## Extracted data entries

____

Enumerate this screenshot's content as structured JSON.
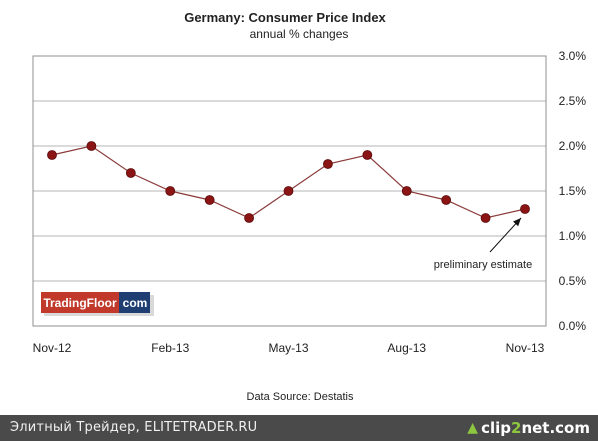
{
  "chart_data": {
    "type": "line",
    "title": "Germany: Consumer Price Index",
    "subtitle": "annual  % changes",
    "categories": [
      "Nov-12",
      "Dec-12",
      "Jan-13",
      "Feb-13",
      "Mar-13",
      "Apr-13",
      "May-13",
      "Jun-13",
      "Jul-13",
      "Aug-13",
      "Sep-13",
      "Oct-13",
      "Nov-13"
    ],
    "x_tick_labels": [
      "Nov-12",
      "Feb-13",
      "May-13",
      "Aug-13",
      "Nov-13"
    ],
    "series": [
      {
        "values": [
          1.9,
          2.0,
          1.7,
          1.5,
          1.4,
          1.2,
          1.5,
          1.8,
          1.9,
          1.5,
          1.4,
          1.2,
          1.3
        ]
      }
    ],
    "ylim": [
      0,
      3.0
    ],
    "y_ticks": [
      0,
      0.5,
      1.0,
      1.5,
      2.0,
      2.5,
      3.0
    ],
    "y_tick_labels": [
      "0.0%",
      "0.5%",
      "1.0%",
      "1.5%",
      "2.0%",
      "2.5%",
      "3.0%"
    ],
    "y_axis_side": "right",
    "grid": true,
    "legend": "none",
    "annotation": {
      "text": "preliminary estimate",
      "target_category": "Nov-13"
    },
    "source": "Data Source: Destatis",
    "colors": {
      "line": "#8b3a3a",
      "marker": "#8b1414"
    }
  },
  "logo": {
    "left": "TradingFloor",
    "right": "com",
    "red": "#c0392b",
    "navy": "#1f3f73"
  },
  "footer": {
    "text": "Элитный Трейдер, ELITETRADER.RU",
    "brand_prefix": "clip",
    "brand_two": "2",
    "brand_suffix": "net.com",
    "icon": "upload-arrow-icon"
  }
}
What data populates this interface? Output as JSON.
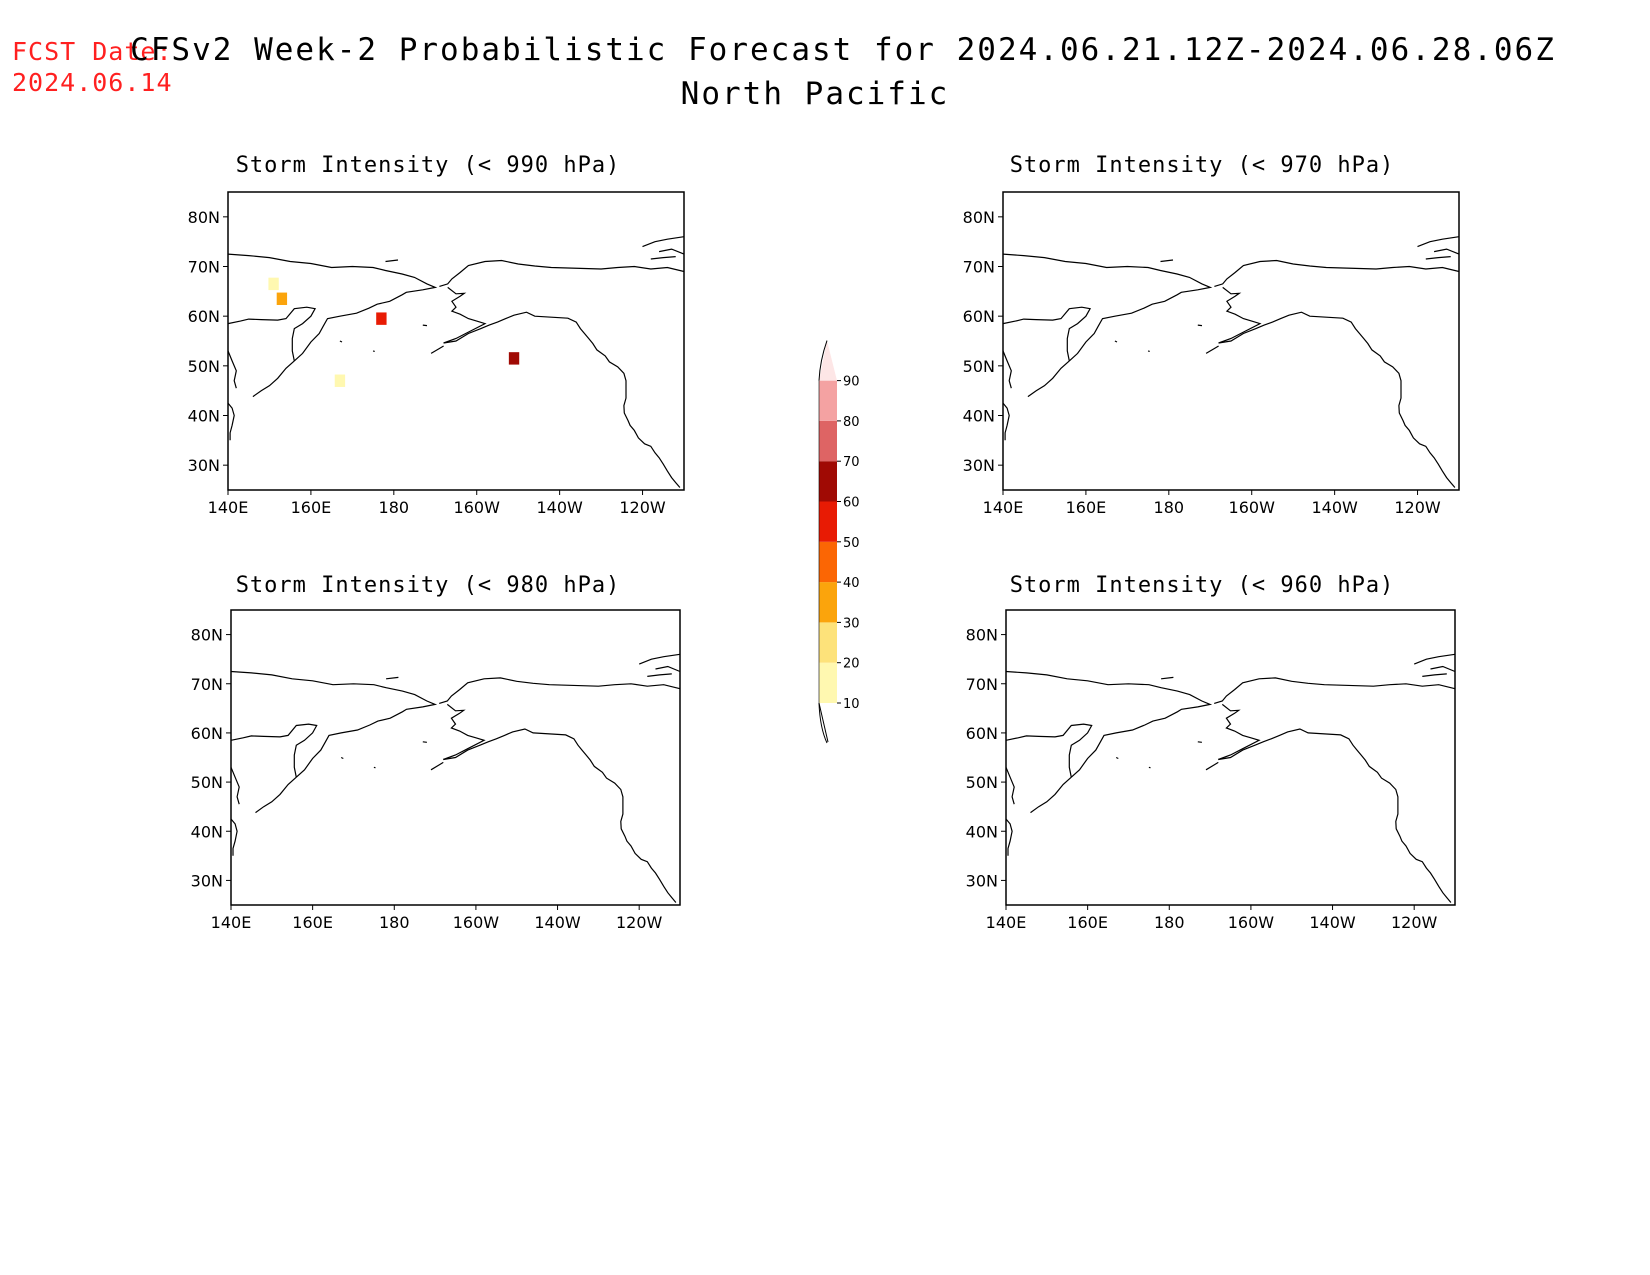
{
  "header": {
    "fcst_label": "FCST Date:",
    "fcst_date": "2024.06.14",
    "title": "CFSv2 Week-2 Probabilistic Forecast for 2024.06.21.12Z-2024.06.28.06Z",
    "subtitle": "North Pacific"
  },
  "panels": [
    {
      "id": "p990",
      "title": "Storm Intensity (< 990 hPa)"
    },
    {
      "id": "p970",
      "title": "Storm Intensity (< 970 hPa)"
    },
    {
      "id": "p980",
      "title": "Storm Intensity (< 980 hPa)"
    },
    {
      "id": "p960",
      "title": "Storm Intensity (< 960 hPa)"
    }
  ],
  "chart_data": {
    "type": "heatmap",
    "map_region": "North Pacific",
    "lon_range": [
      140,
      250
    ],
    "lat_range": [
      25,
      85
    ],
    "x_ticks": [
      "140E",
      "160E",
      "180",
      "160W",
      "140W",
      "120W"
    ],
    "y_ticks": [
      "30N",
      "40N",
      "50N",
      "60N",
      "70N",
      "80N"
    ],
    "colorbar": {
      "levels": [
        10,
        20,
        30,
        40,
        50,
        60,
        70,
        80,
        90
      ],
      "colors": [
        "#fff8b0",
        "#fde27a",
        "#fba40c",
        "#fb6604",
        "#e81b04",
        "#a00a04",
        "#de6464",
        "#f4a2a2",
        "#fde6e6"
      ]
    },
    "fields": [
      {
        "panel": "Storm Intensity (< 990 hPa)",
        "cells": [
          {
            "lon": 151,
            "lat": 66.5,
            "prob": 15
          },
          {
            "lon": 153,
            "lat": 63.5,
            "prob": 35
          },
          {
            "lon": 177,
            "lat": 59.5,
            "prob": 55
          },
          {
            "lon": 209,
            "lat": 51.5,
            "prob": 60
          },
          {
            "lon": 167,
            "lat": 47,
            "prob": 12
          }
        ]
      },
      {
        "panel": "Storm Intensity (< 970 hPa)",
        "cells": []
      },
      {
        "panel": "Storm Intensity (< 980 hPa)",
        "cells": []
      },
      {
        "panel": "Storm Intensity (< 960 hPa)",
        "cells": []
      }
    ]
  }
}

____

## Stated problem
Search the records for the word "this" and copy every line where it occurs.

## Task result
Enumerate this screenshot's content as structured JSON.
What data populates this interface? Output as JSON.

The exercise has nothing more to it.